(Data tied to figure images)
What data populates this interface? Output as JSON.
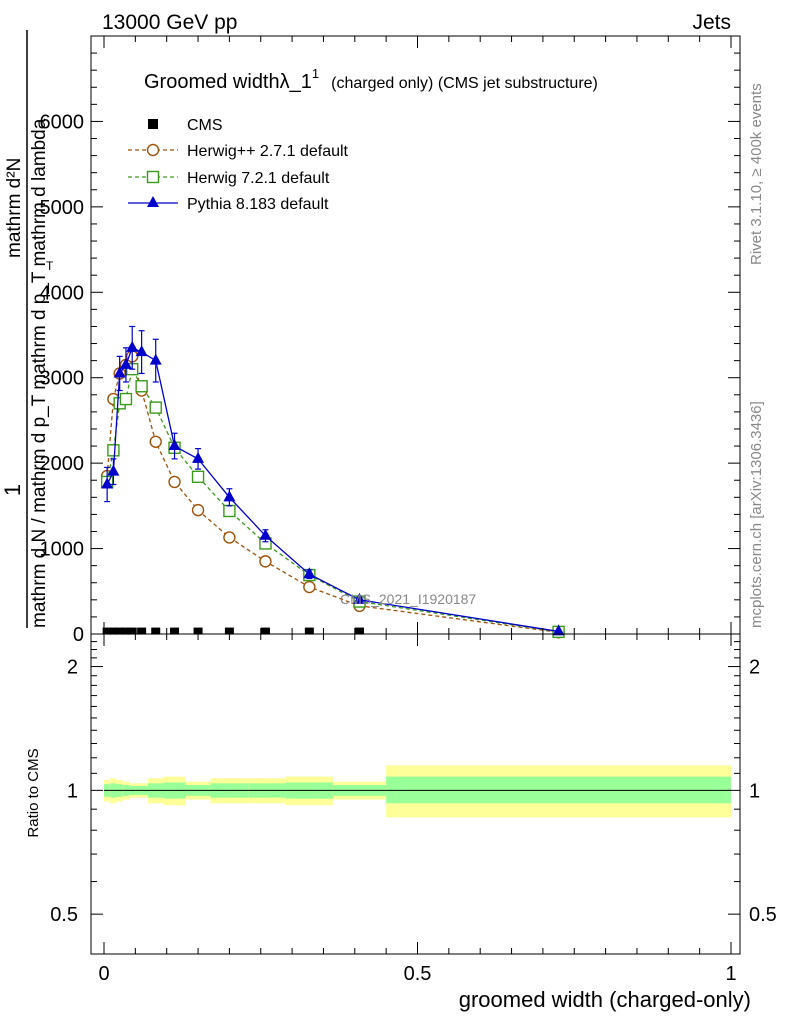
{
  "header": {
    "left": "13000 GeV pp",
    "right": "Jets"
  },
  "side_labels": {
    "rivet": "Rivet 3.1.10, ≥ 400k events",
    "mcplots": "mcplots.cern.ch [arXiv:1306.3436]"
  },
  "colors": {
    "cms": "#000000",
    "herwigpp": "#a0520a",
    "herwig7": "#3a9a1a",
    "pythia": "#0000cc",
    "band_outer": "#ffff99",
    "band_inner": "#99ff99"
  },
  "chart_data": [
    {
      "type": "line",
      "panel": "main",
      "title_main": "Groomed widthλ_1",
      "title_sup": "1",
      "title_rest": "(charged only) (CMS jet substructure)",
      "analysis_label": "CMS_2021_I1920187",
      "ylabel_numerator": "1",
      "ylabel_denominator": "mathrm d N / mathrm d p_T mathrm d p_T mathrm d lambda",
      "ylabel_upper": "mathrm d²N",
      "ylabel_sub_T": "T",
      "xlim": [
        0,
        1
      ],
      "ylim": [
        0,
        7000
      ],
      "yticks": [
        {
          "v": 0,
          "label": "0"
        },
        {
          "v": 1000,
          "label": "1000"
        },
        {
          "v": 2000,
          "label": "2000"
        },
        {
          "v": 3000,
          "label": "3000"
        },
        {
          "v": 4000,
          "label": "4000"
        },
        {
          "v": 5000,
          "label": "5000"
        },
        {
          "v": 6000,
          "label": "6000"
        }
      ],
      "series": [
        {
          "name": "CMS",
          "key": "cms",
          "marker": "square-filled",
          "x": [
            0.005,
            0.015,
            0.025,
            0.035,
            0.045,
            0.06,
            0.0825,
            0.1125,
            0.15,
            0.2,
            0.2575,
            0.3275,
            0.4075,
            0.725
          ],
          "y": [
            5,
            5,
            5,
            5,
            5,
            5,
            5,
            5,
            5,
            5,
            5,
            5,
            5,
            5
          ]
        },
        {
          "name": "Herwig++ 2.7.1 default",
          "key": "herwigpp",
          "marker": "circle-open",
          "x": [
            0.005,
            0.015,
            0.025,
            0.035,
            0.045,
            0.06,
            0.0825,
            0.1125,
            0.15,
            0.2,
            0.2575,
            0.3275,
            0.4075,
            0.725
          ],
          "y": [
            1850,
            2750,
            3050,
            3150,
            3250,
            2850,
            2250,
            1780,
            1450,
            1130,
            850,
            550,
            330,
            20
          ]
        },
        {
          "name": "Herwig 7.2.1 default",
          "key": "herwig7",
          "marker": "square-open",
          "x": [
            0.005,
            0.015,
            0.025,
            0.035,
            0.045,
            0.06,
            0.0825,
            0.1125,
            0.15,
            0.2,
            0.2575,
            0.3275,
            0.4075,
            0.725
          ],
          "y": [
            1780,
            2150,
            2700,
            2750,
            3100,
            2900,
            2650,
            2180,
            1840,
            1440,
            1060,
            690,
            380,
            25
          ]
        },
        {
          "name": "Pythia 8.183 default",
          "key": "pythia",
          "marker": "triangle-filled",
          "x": [
            0.005,
            0.015,
            0.025,
            0.035,
            0.045,
            0.06,
            0.0825,
            0.1125,
            0.15,
            0.2,
            0.2575,
            0.3275,
            0.4075,
            0.725
          ],
          "y": [
            1750,
            1900,
            3050,
            3150,
            3350,
            3300,
            3200,
            2200,
            2050,
            1600,
            1150,
            700,
            400,
            30
          ],
          "yerr": [
            200,
            150,
            200,
            200,
            250,
            250,
            250,
            150,
            120,
            100,
            70,
            50,
            30,
            10
          ]
        }
      ]
    },
    {
      "type": "area",
      "panel": "ratio",
      "ylabel": "Ratio to CMS",
      "xlabel": "groomed width (charged-only)",
      "scale": "log",
      "ylim": [
        0.4,
        2.4
      ],
      "xticks": [
        {
          "v": 0,
          "label": "0"
        },
        {
          "v": 0.5,
          "label": "0.5"
        },
        {
          "v": 1,
          "label": "1"
        }
      ],
      "yticks": [
        {
          "v": 0.5,
          "label": "0.5"
        },
        {
          "v": 1,
          "label": "1"
        },
        {
          "v": 2,
          "label": "2"
        }
      ],
      "reference_line": 1,
      "bins": [
        {
          "x0": 0.0,
          "x1": 0.01,
          "outer": [
            0.94,
            1.06
          ],
          "inner": [
            0.965,
            1.035
          ]
        },
        {
          "x0": 0.01,
          "x1": 0.02,
          "outer": [
            0.93,
            1.07
          ],
          "inner": [
            0.96,
            1.04
          ]
        },
        {
          "x0": 0.02,
          "x1": 0.03,
          "outer": [
            0.94,
            1.06
          ],
          "inner": [
            0.965,
            1.035
          ]
        },
        {
          "x0": 0.03,
          "x1": 0.04,
          "outer": [
            0.95,
            1.05
          ],
          "inner": [
            0.97,
            1.03
          ]
        },
        {
          "x0": 0.04,
          "x1": 0.05,
          "outer": [
            0.96,
            1.04
          ],
          "inner": [
            0.975,
            1.025
          ]
        },
        {
          "x0": 0.05,
          "x1": 0.07,
          "outer": [
            0.96,
            1.04
          ],
          "inner": [
            0.975,
            1.025
          ]
        },
        {
          "x0": 0.07,
          "x1": 0.095,
          "outer": [
            0.93,
            1.07
          ],
          "inner": [
            0.96,
            1.04
          ]
        },
        {
          "x0": 0.095,
          "x1": 0.13,
          "outer": [
            0.92,
            1.08
          ],
          "inner": [
            0.955,
            1.045
          ]
        },
        {
          "x0": 0.13,
          "x1": 0.17,
          "outer": [
            0.95,
            1.05
          ],
          "inner": [
            0.97,
            1.03
          ]
        },
        {
          "x0": 0.17,
          "x1": 0.23,
          "outer": [
            0.93,
            1.07
          ],
          "inner": [
            0.96,
            1.04
          ]
        },
        {
          "x0": 0.23,
          "x1": 0.29,
          "outer": [
            0.93,
            1.07
          ],
          "inner": [
            0.96,
            1.04
          ]
        },
        {
          "x0": 0.29,
          "x1": 0.365,
          "outer": [
            0.92,
            1.08
          ],
          "inner": [
            0.955,
            1.045
          ]
        },
        {
          "x0": 0.365,
          "x1": 0.45,
          "outer": [
            0.95,
            1.05
          ],
          "inner": [
            0.97,
            1.03
          ]
        },
        {
          "x0": 0.45,
          "x1": 1.0,
          "outer": [
            0.86,
            1.15
          ],
          "inner": [
            0.93,
            1.08
          ]
        }
      ]
    }
  ]
}
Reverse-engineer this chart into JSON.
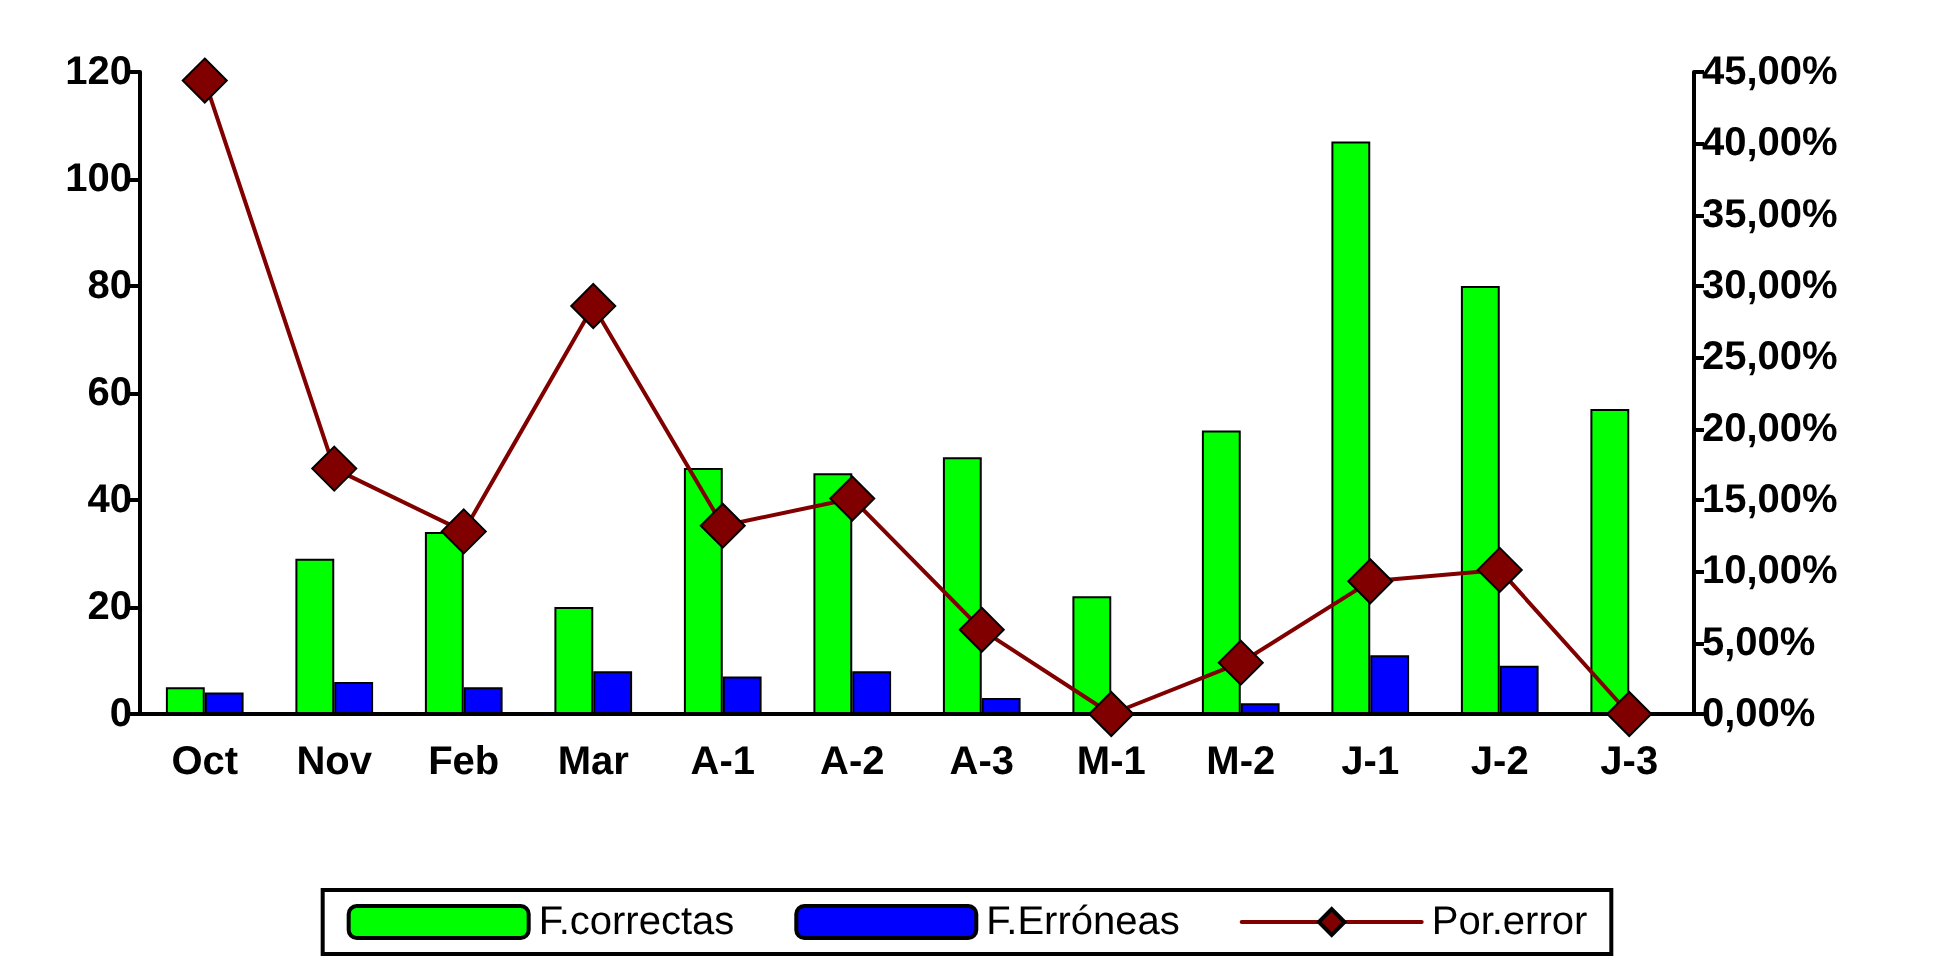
{
  "chart_data": {
    "type": "bar",
    "categories": [
      "Oct",
      "Nov",
      "Feb",
      "Mar",
      "A-1",
      "A-2",
      "A-3",
      "M-1",
      "M-2",
      "J-1",
      "J-2",
      "J-3"
    ],
    "series": [
      {
        "name": "F.correctas",
        "color": "#00ff00",
        "values": [
          5,
          29,
          34,
          20,
          46,
          45,
          48,
          22,
          53,
          107,
          80,
          57
        ]
      },
      {
        "name": "F.Erróneas",
        "color": "#0000ff",
        "values": [
          4,
          6,
          5,
          8,
          7,
          8,
          3,
          0,
          2,
          11,
          9,
          0
        ]
      },
      {
        "name": "Por.error",
        "color": "#800000",
        "type": "line",
        "axis": "y2",
        "marker": "diamond",
        "line_style": "solid",
        "values": [
          44.4,
          17.2,
          12.8,
          28.6,
          13.2,
          15.1,
          5.9,
          0,
          3.6,
          9.3,
          10.1,
          0
        ]
      }
    ],
    "ylim": [
      0,
      120
    ],
    "yticks": [
      0,
      20,
      40,
      60,
      80,
      100,
      120
    ],
    "y2lim": [
      0,
      45
    ],
    "y2ticks": [
      {
        "value": 0,
        "label": "0,00%"
      },
      {
        "value": 5,
        "label": "5,00%"
      },
      {
        "value": 10,
        "label": "10,00%"
      },
      {
        "value": 15,
        "label": "15,00%"
      },
      {
        "value": 20,
        "label": "20,00%"
      },
      {
        "value": 25,
        "label": "25,00%"
      },
      {
        "value": 30,
        "label": "30,00%"
      },
      {
        "value": 35,
        "label": "35,00%"
      },
      {
        "value": 40,
        "label": "40,00%"
      },
      {
        "value": 45,
        "label": "45,00%"
      }
    ],
    "grid": false,
    "legend": "bottom"
  }
}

*EXERCISE OBJECTIVE*. Count the lines in the entries that hold the word "default", and give nothing but the total.

*OUTPUT OF THE TASK*. 3